> _Dataset_

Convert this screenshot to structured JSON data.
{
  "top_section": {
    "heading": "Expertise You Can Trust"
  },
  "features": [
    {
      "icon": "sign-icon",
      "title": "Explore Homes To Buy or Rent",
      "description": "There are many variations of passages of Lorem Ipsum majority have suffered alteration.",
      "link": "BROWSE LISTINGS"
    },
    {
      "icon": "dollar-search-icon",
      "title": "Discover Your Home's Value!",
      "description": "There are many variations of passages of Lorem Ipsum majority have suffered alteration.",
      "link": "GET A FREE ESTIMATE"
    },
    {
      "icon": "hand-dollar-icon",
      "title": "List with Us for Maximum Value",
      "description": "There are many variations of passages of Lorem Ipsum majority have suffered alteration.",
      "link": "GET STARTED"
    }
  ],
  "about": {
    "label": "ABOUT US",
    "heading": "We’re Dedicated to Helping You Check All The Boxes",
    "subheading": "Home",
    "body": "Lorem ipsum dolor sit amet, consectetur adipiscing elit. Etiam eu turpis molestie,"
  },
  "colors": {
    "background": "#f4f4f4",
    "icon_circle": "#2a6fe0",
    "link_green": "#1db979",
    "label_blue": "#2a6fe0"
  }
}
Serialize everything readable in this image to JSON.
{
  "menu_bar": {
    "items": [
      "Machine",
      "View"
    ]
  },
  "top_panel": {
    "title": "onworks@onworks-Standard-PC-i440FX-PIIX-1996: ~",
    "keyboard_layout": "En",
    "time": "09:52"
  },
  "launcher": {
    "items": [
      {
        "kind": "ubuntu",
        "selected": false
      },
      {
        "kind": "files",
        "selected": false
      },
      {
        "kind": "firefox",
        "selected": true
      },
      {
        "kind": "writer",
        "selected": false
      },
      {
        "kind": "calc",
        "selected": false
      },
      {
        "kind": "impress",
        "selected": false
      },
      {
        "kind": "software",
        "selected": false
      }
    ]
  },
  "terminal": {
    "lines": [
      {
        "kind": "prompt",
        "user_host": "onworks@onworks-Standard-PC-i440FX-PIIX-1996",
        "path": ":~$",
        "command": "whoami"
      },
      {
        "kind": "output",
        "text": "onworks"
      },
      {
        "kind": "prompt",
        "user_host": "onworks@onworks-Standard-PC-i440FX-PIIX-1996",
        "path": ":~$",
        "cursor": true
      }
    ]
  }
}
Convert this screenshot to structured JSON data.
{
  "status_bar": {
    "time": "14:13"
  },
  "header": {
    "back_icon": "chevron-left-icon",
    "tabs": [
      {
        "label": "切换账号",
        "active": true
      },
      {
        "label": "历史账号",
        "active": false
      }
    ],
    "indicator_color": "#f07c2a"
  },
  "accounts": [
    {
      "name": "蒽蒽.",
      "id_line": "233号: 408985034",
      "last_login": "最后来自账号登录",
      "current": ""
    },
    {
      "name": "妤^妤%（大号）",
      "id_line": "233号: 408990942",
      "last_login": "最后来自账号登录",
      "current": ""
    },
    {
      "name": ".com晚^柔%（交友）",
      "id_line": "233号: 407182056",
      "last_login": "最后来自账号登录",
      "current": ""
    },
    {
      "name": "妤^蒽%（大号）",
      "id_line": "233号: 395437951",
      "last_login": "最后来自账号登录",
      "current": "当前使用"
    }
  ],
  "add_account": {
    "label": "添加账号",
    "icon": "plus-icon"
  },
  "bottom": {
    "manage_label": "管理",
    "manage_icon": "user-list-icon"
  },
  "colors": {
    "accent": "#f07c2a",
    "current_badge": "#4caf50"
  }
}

> _What you should do_
What is the number of lines in the listing above that contain the string "Value"? Give only the number.

> _Exercise response_
2